Problem statement: Collect every line in the records below that contains the word "JSON".

Figure record extracts:
○ ○ ○ ○ ○
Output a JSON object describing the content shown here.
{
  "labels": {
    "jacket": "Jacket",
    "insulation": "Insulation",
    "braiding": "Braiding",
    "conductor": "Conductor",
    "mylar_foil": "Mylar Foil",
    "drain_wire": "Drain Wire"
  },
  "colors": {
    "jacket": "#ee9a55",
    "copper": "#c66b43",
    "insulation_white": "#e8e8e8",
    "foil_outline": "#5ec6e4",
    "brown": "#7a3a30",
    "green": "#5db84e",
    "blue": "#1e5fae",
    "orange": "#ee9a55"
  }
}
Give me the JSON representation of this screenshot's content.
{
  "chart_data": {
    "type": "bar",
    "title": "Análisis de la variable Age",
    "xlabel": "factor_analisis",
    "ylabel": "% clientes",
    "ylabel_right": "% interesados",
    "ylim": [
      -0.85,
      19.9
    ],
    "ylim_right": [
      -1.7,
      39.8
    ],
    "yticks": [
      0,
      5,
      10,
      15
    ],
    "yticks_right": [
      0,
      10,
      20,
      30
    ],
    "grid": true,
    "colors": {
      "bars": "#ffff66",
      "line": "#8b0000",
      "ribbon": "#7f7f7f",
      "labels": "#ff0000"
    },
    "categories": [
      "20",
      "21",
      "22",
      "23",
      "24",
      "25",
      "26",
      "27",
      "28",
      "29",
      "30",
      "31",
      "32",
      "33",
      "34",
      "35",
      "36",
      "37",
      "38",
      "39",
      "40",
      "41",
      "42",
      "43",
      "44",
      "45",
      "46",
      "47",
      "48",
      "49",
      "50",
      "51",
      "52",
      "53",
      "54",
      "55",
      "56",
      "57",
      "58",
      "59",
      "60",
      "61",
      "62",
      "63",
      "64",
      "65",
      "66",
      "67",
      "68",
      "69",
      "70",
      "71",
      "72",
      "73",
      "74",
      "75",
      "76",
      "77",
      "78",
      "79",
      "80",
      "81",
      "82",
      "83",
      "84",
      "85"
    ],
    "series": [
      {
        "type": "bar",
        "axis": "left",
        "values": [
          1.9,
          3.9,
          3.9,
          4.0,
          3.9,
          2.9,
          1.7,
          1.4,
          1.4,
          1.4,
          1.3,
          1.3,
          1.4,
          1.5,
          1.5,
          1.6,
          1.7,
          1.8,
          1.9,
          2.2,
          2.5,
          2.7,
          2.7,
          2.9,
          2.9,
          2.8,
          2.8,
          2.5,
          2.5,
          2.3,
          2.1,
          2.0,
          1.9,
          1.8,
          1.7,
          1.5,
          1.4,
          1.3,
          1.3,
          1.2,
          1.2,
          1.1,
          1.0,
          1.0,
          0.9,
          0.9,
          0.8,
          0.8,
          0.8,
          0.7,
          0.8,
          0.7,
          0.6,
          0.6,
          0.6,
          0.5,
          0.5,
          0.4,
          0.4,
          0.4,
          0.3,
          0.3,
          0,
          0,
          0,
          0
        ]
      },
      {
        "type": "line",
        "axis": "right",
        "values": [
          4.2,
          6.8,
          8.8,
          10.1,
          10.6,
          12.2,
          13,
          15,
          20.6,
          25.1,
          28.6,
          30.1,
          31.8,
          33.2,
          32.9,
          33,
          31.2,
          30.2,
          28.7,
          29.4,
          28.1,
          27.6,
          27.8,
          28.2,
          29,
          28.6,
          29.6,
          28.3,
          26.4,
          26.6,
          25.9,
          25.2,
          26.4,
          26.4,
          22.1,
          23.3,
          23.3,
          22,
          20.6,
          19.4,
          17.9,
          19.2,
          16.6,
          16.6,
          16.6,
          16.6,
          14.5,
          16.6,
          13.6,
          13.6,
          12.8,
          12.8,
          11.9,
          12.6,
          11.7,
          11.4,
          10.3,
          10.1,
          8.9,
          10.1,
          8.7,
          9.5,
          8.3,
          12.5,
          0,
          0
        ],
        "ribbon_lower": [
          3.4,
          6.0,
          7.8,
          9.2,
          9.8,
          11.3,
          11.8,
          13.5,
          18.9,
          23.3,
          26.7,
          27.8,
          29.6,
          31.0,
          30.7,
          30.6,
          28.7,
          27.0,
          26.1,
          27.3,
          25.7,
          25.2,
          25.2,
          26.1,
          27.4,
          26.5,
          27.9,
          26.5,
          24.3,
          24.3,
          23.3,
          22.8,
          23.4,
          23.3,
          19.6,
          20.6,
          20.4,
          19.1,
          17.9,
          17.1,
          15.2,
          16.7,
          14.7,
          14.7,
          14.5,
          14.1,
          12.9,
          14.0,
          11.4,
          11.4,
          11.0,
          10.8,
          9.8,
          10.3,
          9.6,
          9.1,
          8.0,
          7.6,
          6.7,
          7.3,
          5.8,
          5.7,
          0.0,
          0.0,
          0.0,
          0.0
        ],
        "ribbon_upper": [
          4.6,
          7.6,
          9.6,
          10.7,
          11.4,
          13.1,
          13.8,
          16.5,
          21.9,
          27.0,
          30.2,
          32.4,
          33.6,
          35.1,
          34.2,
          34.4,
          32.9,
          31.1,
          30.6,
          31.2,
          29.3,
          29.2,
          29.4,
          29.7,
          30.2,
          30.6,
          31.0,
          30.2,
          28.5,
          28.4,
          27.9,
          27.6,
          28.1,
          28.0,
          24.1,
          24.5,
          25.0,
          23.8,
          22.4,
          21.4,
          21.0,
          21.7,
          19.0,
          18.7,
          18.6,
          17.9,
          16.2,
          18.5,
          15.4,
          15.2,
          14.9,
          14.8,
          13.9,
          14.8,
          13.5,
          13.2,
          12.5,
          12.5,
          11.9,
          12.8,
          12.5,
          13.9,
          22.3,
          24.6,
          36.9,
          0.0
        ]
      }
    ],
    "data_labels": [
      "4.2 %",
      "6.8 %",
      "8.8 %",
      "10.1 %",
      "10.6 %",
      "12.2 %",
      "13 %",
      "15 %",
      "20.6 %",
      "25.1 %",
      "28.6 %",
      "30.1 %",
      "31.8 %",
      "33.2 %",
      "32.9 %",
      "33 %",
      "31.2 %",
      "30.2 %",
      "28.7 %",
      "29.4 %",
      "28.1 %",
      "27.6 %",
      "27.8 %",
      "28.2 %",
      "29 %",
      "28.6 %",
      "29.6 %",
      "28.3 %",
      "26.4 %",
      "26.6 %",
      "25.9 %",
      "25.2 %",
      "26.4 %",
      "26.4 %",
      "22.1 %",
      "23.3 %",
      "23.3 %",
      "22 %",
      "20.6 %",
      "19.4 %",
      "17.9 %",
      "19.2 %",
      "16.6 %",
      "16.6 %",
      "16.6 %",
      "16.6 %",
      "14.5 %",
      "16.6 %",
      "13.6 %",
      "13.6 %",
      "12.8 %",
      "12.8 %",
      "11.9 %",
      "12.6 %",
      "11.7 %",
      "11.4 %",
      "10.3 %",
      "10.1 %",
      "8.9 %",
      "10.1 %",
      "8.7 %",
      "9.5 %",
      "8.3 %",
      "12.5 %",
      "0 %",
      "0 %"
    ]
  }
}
○ ○ ○ ○ ○
Solution to the exercise:
Output a JSON object describing the content shown here.
Give me the JSON representation of this screenshot's content.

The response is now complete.